*Short problem*.
State the number of lines that contain "Customer", with no other text.

Dataset items:
--------------------------------

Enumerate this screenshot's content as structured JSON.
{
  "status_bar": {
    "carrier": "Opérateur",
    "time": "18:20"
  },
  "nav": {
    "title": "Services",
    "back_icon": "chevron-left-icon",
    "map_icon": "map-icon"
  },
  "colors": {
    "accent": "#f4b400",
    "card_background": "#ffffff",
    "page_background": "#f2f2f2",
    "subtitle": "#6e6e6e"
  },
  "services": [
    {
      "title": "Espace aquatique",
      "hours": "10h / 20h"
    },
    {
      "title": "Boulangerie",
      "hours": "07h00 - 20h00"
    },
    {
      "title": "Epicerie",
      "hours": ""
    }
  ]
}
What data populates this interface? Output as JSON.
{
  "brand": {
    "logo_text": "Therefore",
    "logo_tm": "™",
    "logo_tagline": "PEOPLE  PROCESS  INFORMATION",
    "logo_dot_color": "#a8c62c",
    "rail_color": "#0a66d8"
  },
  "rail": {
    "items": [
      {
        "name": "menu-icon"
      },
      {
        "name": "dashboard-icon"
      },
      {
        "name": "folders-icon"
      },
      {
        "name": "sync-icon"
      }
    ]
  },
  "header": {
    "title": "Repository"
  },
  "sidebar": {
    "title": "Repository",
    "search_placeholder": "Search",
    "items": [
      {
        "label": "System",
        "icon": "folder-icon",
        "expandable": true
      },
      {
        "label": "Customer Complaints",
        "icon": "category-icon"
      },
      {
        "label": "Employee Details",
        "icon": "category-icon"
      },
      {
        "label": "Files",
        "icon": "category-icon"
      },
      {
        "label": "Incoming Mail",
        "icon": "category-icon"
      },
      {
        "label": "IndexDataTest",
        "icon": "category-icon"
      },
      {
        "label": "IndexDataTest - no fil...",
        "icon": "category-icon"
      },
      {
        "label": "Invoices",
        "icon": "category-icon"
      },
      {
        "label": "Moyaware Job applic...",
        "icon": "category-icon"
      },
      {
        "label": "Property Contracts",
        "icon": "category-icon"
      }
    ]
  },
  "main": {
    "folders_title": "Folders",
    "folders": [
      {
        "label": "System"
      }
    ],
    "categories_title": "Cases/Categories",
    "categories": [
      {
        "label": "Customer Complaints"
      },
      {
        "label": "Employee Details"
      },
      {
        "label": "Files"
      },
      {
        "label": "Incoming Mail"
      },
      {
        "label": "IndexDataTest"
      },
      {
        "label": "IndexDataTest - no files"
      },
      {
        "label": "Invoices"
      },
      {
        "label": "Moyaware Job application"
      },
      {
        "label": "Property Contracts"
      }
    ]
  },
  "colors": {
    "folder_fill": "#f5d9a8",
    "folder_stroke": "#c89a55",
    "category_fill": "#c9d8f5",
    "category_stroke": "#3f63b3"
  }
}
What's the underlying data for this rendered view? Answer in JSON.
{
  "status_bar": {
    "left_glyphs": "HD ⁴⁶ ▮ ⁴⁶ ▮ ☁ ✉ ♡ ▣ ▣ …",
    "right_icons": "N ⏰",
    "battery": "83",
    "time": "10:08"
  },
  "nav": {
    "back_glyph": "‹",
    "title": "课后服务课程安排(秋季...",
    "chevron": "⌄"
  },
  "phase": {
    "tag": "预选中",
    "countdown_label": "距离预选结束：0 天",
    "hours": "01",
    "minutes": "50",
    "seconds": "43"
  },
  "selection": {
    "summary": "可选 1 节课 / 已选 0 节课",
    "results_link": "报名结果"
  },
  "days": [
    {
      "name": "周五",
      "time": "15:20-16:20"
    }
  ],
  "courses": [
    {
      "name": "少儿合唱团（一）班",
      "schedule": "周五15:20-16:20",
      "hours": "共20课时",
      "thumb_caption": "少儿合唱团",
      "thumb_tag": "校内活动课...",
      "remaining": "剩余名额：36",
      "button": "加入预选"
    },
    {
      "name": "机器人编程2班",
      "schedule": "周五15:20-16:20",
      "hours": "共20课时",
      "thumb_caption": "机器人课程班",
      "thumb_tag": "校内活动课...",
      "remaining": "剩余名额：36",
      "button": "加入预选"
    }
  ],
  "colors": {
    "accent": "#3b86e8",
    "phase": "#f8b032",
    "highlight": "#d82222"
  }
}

--------------------------------

*The response*.
2